PAGE EXTRACT:
Enable filesystem logging (short-term troubleshooting)¶
az webapp log config \
--resource-group "$RG" \
--name "$APP_NAME" \
--application-logging filesystem \
--level information \
--output json
| Command/Code | Purpose |
|---|---|
az webapp log config | Configures App Service application logging behavior. |
--application-logging filesystem | Writes application logs to the local App Service filesystem. |
--level information | Captures logs at information level and above. |
--output json | Returns the logging configuration as JSON. |
Production guidance
Prefer central telemetry in Application Insights for long-term analytics. Filesystem logs are best for short-lived debugging.
Query location matters
Table names differ by where you run the query. See KQL Queries Reference — Table Naming for details.
- Application Insights → Logs:
traces,requests,dependencies - Log Analytics Workspace → Logs:
AppTraces,AppRequests,AppDependencies
KQL query: recent application logs¶
AppTraces
| where TimeGenerated > ago(30m)
| where AppRoleName contains "app-"
| project TimeGenerated, SeverityLevel, Message, AppRoleName
| order by TimeGenerated desc
KQL query: error distribution¶
AppTraces
| where TimeGenerated > ago(24h)

WHAT TO DO:
1: List every option flag passed to the az webapp log config command in the App Service logging text.
2: According to the App Service logging text, what does the --level information setting capture?
3: In the App Service logging text, why is Application Insights preferred over filesystem logging in production?

INFORMATION GIVEN:
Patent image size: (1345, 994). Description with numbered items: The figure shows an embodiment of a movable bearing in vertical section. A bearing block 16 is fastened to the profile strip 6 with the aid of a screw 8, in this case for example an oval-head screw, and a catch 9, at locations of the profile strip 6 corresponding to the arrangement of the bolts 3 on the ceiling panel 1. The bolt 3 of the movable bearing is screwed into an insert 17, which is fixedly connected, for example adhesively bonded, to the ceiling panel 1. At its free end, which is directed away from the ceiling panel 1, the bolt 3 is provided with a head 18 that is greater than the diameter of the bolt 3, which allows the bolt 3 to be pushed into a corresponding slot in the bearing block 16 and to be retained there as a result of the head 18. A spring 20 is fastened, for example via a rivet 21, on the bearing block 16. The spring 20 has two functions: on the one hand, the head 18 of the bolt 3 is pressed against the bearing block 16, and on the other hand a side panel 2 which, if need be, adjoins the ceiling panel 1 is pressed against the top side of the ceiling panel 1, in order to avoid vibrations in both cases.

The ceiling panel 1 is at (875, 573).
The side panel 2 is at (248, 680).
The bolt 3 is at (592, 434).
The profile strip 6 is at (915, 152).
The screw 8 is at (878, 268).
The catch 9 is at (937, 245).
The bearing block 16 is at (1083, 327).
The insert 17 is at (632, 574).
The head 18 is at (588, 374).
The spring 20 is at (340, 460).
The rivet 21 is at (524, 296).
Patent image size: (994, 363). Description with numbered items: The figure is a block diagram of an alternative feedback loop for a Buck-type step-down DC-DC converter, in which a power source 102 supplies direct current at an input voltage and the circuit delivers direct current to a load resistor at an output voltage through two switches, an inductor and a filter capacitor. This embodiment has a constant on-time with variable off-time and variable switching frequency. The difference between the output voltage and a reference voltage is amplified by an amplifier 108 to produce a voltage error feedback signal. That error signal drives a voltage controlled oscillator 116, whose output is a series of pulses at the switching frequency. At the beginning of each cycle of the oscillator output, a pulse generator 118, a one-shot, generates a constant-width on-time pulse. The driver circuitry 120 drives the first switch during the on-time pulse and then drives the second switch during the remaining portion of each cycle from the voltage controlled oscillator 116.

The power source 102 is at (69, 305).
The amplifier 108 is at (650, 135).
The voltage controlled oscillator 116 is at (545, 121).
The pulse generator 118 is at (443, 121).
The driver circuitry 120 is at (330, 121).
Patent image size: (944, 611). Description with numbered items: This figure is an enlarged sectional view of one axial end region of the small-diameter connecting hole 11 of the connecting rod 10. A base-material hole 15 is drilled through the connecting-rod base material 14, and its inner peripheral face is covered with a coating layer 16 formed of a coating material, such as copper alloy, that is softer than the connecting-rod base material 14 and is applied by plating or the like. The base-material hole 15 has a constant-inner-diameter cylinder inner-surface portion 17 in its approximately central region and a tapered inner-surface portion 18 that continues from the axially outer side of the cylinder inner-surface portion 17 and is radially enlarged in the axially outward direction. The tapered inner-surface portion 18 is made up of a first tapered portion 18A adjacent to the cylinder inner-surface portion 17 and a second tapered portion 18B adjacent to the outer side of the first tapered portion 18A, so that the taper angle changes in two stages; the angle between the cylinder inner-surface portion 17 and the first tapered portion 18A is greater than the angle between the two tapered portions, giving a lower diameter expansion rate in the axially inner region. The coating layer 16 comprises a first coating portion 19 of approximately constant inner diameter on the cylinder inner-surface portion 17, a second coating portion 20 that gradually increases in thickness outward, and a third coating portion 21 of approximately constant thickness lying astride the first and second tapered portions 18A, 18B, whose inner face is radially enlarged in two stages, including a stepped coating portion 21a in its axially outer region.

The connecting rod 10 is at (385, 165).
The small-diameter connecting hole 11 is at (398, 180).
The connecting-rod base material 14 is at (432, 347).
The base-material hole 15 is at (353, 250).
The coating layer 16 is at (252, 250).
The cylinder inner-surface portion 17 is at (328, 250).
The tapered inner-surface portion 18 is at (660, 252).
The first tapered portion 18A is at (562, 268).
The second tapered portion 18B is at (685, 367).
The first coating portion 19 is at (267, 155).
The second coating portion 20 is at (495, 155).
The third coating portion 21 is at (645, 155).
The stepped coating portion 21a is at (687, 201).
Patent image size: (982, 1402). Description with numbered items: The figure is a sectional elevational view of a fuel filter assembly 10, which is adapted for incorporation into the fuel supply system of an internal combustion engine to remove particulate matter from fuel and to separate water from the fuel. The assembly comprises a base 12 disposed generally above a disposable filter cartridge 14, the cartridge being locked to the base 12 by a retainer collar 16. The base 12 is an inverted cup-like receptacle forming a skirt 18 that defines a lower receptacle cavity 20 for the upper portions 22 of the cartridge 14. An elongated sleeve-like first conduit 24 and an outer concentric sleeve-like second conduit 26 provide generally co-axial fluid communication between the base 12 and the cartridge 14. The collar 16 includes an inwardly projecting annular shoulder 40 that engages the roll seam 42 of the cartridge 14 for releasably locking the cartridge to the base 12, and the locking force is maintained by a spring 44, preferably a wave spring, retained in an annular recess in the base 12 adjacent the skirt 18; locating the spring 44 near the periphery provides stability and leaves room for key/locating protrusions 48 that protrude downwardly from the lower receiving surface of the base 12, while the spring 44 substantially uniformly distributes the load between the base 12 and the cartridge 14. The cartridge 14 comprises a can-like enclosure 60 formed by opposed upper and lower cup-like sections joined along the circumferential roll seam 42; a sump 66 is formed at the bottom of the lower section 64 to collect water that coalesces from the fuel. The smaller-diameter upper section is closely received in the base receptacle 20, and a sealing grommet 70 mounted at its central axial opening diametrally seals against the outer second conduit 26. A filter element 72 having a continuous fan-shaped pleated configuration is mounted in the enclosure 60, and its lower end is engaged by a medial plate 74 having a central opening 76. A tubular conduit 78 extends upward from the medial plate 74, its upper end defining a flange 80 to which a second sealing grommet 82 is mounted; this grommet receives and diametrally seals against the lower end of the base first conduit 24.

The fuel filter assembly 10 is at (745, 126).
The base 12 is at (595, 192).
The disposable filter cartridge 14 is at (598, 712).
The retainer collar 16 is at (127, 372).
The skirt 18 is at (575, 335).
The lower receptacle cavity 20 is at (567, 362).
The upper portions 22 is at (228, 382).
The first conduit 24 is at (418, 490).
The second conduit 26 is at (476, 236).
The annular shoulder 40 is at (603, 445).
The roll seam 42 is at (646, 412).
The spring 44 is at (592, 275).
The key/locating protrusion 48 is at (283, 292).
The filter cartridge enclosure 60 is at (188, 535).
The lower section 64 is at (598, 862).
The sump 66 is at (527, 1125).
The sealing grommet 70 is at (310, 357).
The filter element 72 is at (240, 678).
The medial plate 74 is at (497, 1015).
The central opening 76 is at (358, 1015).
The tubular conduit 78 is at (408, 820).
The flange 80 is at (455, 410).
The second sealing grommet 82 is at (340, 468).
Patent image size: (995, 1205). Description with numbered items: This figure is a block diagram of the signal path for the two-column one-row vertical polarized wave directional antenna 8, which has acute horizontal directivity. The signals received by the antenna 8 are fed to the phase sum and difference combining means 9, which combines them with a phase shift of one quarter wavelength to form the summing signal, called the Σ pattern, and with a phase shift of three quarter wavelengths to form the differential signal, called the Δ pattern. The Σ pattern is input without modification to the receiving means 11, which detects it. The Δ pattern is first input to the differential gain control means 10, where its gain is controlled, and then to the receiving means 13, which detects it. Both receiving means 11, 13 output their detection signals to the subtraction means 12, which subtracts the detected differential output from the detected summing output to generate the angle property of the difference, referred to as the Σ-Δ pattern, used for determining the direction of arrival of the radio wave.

TASK ANSWERS:
1: --resource-group, --name, --application-logging, --level, --output

2: Logs at information level and above.

3: Central telemetry in Application Insights suits long-term analytics. Filesystem logs are best for short-lived debugging.